## TEXT SHOWN:
The authentication flow for roles of type "jwt" is simpler than OIDC since Vault
only needs to validate the provided JWT.

### Via the CLI

The default path is `/jwt`. If this auth method was enabled at a
different path, specify `-path=/my-path` in the CLI.

```shell-session
$ vault write auth/jwt/login role=demo jwt=...
```

### Via the API

The default endpoint is `auth/jwt/login`. If this auth method was enabled
at a different path, use that value instead of `jwt`.

```shell-session
$ curl \
    --request POST \
    --data '{"jwt": "your_jwt", "role": "demo"}' \
    http://127.0.0.1:8200/v1/auth/jwt/login
```

The response will contain a token at `auth.client_token`:

```json
{
  "auth": {
    "client_token": "38fe9691-e623-7238-f618-c94d4e7bc674",
    "accessor": "78e87a38-84ed-2692-538f-ca8b9f400ab3",
    "policies": ["default"],
    "metadata": {
      "role": "demo"
    },
    "lease_duration": 2764800,
    "renewable": true
  }
}
```

## Configuration

Auth methods must be configured in advance before users or machines can
authenticate. These steps are usually completed by an operator or configuration
management tool.

1.  Enable the JWT auth method. Either the "jwt" or "oidc" name may be used. The
    backend will be mounted at the chosen name.

    ```text
    $ vault auth enable jwt
      or
    $ vault auth enable oidc
    ```

1.  Use the `/config` endpoint to configure Vault. To support JWT roles, either local keys or an OIDC
    Discovery URL must be present. For OIDC roles, OIDC Discovery URL, OIDC Client ID and OIDC Client Secret are required. For the
    list of available configuration options, please see the [API documentation](/api/auth/jwt).

(Document layout detection data)
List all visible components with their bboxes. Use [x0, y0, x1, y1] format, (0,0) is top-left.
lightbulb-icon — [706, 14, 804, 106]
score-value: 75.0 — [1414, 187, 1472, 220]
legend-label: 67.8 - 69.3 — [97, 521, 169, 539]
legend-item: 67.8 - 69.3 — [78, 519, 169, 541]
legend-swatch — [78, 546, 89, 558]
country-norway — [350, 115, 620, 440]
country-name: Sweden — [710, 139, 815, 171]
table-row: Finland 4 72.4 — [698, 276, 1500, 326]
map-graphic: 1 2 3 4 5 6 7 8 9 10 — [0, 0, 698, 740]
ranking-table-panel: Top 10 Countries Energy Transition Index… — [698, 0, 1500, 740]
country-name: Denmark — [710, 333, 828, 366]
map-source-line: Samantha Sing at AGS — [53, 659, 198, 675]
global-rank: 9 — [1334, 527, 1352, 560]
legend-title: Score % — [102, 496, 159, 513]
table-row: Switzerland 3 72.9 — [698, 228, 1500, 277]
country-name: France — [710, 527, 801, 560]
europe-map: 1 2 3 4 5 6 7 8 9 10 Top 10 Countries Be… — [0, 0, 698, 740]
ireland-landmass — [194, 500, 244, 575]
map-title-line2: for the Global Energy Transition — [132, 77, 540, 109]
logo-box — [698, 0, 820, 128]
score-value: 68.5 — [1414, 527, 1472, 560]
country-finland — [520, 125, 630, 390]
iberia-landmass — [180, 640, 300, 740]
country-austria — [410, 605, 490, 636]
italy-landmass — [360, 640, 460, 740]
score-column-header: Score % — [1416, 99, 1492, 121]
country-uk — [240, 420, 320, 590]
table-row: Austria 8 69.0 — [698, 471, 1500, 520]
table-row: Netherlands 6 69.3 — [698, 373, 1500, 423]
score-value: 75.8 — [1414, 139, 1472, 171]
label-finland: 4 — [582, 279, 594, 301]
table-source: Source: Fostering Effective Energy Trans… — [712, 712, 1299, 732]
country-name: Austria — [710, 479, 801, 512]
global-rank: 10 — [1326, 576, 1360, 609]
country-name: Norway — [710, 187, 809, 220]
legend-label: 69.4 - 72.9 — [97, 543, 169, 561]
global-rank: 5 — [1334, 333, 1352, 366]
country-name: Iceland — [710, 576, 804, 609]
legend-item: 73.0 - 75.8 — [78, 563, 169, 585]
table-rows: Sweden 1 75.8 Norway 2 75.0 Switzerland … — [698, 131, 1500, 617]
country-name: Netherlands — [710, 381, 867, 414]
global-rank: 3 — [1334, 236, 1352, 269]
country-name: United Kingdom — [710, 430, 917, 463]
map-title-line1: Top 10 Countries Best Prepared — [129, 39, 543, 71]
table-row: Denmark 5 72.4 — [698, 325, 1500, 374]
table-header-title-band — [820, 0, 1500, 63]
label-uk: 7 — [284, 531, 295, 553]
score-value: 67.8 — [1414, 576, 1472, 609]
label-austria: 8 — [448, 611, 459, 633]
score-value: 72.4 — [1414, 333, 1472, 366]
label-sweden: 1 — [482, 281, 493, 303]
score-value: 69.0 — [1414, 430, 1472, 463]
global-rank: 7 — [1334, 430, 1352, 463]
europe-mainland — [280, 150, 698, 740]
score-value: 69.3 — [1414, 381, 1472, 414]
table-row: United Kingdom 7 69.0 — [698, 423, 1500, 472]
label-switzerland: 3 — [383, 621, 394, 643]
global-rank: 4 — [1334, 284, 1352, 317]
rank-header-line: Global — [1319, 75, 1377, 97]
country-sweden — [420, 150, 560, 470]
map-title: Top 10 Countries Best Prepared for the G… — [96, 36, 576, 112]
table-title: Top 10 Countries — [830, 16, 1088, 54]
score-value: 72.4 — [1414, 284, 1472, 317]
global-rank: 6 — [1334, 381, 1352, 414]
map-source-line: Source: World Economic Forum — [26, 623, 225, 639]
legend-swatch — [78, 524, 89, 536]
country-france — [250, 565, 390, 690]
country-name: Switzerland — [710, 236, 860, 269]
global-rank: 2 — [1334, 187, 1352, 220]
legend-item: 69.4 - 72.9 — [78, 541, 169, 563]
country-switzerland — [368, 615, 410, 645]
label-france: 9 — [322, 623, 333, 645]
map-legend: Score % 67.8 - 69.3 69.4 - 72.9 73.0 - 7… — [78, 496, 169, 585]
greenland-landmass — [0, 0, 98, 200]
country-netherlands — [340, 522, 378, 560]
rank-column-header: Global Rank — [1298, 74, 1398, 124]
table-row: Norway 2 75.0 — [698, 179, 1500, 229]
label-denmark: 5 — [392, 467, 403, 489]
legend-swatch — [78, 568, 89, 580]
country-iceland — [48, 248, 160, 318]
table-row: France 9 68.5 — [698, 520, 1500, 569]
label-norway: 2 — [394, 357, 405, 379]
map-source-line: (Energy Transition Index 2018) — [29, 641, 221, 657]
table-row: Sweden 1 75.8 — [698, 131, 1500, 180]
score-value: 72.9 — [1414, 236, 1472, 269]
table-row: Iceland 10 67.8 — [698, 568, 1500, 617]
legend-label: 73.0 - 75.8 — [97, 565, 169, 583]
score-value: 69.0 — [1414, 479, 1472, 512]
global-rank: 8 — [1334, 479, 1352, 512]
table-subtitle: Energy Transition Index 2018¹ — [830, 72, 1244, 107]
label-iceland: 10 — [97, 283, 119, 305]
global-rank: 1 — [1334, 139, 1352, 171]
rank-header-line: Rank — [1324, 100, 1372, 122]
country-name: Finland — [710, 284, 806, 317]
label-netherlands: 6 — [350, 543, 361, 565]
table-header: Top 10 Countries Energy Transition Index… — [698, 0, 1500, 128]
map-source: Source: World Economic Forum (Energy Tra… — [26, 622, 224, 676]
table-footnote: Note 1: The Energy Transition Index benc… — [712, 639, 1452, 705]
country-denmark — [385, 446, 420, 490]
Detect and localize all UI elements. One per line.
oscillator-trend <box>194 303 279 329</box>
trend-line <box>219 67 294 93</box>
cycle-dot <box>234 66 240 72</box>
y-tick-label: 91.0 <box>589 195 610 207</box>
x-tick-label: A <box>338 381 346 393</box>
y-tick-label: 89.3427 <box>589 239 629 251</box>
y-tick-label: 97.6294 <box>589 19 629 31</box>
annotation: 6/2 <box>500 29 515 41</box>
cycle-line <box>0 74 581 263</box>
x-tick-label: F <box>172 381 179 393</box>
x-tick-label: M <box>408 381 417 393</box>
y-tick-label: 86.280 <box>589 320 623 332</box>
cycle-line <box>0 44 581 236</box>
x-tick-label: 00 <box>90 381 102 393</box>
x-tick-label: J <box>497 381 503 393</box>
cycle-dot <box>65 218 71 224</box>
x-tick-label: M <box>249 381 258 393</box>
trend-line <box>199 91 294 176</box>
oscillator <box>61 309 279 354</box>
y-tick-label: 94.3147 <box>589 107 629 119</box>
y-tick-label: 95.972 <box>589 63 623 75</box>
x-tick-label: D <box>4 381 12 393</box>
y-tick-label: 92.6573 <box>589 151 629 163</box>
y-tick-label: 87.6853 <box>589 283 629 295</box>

## ACTIVITY:
Summarize the Vault JWT text in three sentences. This data has no connection to the Vault JWT text.

## RESPONSE BELOW:
Logging in with a role of type "jwt" is simpler than OIDC because Vault only needs to validate the provided JWT, and the login can be done through the CLI at the default path /jwt or through the API at the default endpoint auth/jwt/login. The response contains a token at auth.client_token. Before users or machines can authenticate, the method must be enabled under the name "jwt" or "oidc" and configured through the /config endpoint, where JWT roles require local keys or an OIDC Discovery URL and OIDC roles require an OIDC Discovery URL, OIDC Client ID, and OIDC Client Secret.